• **RECORDS SUPPLIED**:
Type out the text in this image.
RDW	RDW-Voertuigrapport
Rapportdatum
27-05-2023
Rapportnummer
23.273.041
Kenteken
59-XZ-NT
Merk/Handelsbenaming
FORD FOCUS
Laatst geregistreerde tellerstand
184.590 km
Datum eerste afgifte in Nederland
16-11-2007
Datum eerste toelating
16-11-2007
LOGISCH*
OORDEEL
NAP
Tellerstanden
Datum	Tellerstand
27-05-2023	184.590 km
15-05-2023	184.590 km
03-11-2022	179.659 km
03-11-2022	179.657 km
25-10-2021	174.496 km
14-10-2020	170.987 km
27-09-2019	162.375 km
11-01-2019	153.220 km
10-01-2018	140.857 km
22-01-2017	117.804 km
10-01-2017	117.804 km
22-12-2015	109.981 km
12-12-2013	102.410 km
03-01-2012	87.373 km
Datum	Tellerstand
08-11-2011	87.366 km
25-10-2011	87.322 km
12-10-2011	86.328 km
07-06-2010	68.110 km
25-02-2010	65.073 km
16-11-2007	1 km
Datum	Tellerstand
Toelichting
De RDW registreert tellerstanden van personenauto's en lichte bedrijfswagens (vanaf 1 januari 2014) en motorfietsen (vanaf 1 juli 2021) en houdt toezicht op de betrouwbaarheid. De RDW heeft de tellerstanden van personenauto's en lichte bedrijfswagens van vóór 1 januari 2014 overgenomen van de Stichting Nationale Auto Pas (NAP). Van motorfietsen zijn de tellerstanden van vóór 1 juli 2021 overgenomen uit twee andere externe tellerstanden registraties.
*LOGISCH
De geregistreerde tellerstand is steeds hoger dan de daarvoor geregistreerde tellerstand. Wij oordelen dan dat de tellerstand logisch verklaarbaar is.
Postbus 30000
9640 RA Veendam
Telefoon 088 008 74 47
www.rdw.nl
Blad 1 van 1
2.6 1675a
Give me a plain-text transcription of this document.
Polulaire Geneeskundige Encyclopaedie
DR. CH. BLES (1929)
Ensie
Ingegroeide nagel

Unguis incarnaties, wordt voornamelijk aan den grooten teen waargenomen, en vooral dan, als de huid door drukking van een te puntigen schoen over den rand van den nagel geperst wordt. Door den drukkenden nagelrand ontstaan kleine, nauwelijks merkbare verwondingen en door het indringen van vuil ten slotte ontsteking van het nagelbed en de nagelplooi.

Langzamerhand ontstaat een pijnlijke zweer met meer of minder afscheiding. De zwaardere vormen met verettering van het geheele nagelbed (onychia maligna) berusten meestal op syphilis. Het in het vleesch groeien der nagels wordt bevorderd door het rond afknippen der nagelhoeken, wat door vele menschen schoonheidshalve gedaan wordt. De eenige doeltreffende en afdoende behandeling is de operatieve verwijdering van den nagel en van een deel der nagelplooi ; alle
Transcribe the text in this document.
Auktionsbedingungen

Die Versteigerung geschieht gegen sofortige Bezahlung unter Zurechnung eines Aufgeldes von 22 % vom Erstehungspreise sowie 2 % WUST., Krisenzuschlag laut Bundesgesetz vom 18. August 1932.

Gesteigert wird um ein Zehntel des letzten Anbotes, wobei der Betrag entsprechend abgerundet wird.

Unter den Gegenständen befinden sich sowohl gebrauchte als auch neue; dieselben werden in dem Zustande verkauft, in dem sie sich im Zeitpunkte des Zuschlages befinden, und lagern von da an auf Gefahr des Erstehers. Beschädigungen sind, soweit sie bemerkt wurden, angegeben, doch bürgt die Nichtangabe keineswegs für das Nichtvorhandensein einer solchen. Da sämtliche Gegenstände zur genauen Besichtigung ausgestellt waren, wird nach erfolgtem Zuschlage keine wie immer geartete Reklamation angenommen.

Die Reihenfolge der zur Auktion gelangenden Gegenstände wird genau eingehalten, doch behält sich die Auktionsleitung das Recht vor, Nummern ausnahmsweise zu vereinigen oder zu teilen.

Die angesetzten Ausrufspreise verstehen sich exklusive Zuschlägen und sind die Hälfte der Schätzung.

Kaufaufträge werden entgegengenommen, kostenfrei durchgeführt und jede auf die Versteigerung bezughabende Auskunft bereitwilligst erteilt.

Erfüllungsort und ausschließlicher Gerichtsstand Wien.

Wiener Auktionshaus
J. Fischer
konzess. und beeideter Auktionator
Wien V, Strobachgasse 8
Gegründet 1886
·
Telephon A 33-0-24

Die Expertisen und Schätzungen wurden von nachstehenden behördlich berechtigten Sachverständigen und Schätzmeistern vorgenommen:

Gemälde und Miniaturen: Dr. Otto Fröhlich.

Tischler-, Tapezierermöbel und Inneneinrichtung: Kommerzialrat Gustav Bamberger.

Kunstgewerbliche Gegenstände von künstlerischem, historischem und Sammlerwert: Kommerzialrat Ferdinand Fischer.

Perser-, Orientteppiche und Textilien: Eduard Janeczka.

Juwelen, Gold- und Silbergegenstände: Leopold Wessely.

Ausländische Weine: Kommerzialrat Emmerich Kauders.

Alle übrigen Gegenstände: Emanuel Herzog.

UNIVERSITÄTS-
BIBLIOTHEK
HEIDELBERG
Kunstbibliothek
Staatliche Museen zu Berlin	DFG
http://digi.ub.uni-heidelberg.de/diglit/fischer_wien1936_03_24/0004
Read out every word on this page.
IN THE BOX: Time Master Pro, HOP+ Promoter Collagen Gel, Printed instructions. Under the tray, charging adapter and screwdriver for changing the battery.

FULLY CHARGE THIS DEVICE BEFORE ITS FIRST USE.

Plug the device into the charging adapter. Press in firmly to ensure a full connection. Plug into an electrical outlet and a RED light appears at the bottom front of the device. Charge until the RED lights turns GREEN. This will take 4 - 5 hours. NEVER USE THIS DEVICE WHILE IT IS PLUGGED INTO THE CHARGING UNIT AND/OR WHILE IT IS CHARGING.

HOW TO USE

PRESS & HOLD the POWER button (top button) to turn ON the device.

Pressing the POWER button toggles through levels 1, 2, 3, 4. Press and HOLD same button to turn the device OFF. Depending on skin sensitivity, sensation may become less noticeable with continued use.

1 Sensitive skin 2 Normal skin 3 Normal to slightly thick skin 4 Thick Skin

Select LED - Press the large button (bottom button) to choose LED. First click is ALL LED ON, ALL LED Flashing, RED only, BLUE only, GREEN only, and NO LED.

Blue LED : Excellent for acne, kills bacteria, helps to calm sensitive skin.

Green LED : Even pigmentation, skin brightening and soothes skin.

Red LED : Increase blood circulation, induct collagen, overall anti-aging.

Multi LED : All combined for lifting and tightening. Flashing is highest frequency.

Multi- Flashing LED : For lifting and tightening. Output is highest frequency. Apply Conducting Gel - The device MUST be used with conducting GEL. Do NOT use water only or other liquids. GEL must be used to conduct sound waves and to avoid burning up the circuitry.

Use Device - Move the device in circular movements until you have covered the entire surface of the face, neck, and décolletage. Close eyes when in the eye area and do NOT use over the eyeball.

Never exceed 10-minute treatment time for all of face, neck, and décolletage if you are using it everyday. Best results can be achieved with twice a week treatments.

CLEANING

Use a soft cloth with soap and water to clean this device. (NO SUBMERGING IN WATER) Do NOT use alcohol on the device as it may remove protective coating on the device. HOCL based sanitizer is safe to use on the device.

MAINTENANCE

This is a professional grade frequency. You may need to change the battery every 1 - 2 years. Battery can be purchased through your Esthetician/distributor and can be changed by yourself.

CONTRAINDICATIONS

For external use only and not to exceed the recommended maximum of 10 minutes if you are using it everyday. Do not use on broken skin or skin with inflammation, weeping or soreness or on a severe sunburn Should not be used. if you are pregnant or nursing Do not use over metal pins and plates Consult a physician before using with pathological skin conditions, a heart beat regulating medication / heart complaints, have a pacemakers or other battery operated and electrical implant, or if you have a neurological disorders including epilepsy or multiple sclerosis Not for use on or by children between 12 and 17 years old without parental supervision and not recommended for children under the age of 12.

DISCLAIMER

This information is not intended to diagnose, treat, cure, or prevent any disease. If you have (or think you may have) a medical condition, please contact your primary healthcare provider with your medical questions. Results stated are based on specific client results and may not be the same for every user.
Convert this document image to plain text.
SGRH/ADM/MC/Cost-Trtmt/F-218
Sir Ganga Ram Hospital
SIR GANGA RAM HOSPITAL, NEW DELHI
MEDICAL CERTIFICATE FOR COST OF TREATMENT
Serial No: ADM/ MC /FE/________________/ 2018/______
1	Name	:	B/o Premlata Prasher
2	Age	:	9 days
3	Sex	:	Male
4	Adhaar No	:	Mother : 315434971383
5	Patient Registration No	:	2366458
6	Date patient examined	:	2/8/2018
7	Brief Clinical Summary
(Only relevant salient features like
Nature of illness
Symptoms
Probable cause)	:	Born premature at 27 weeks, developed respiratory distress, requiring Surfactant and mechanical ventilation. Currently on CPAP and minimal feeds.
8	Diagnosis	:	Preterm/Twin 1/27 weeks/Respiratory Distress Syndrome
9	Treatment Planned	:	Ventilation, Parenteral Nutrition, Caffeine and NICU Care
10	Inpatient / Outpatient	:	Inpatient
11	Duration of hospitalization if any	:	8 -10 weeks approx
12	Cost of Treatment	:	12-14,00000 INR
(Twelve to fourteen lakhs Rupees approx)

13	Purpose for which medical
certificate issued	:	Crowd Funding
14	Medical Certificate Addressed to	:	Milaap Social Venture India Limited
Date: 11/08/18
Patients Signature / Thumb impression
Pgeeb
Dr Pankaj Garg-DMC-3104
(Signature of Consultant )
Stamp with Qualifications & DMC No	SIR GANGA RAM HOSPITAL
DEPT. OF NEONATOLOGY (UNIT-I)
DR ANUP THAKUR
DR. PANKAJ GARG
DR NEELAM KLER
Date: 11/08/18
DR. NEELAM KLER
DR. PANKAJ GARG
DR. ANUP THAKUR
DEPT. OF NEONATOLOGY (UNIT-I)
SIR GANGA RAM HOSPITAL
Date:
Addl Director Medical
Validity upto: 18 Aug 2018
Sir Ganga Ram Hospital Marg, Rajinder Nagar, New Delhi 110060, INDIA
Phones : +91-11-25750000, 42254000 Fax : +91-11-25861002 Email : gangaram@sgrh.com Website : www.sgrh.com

• **WHAT IS EXPECTED**:
Could you find every line in the records above that has the string "Kommerzialrat" and copy it?

• **SOLUTION FOR THIS PROBLEM**:
Tischler-, Tapezierermöbel und Inneneinrichtung: Kommerzialrat Gustav Bamberger.
Kunstgewerbliche Gegenstände von künstlerischem, historischem und Sammlerwert: Kommerzialrat Ferdinand Fischer.
Ausländische Weine: Kommerzialrat Emmerich Kauders.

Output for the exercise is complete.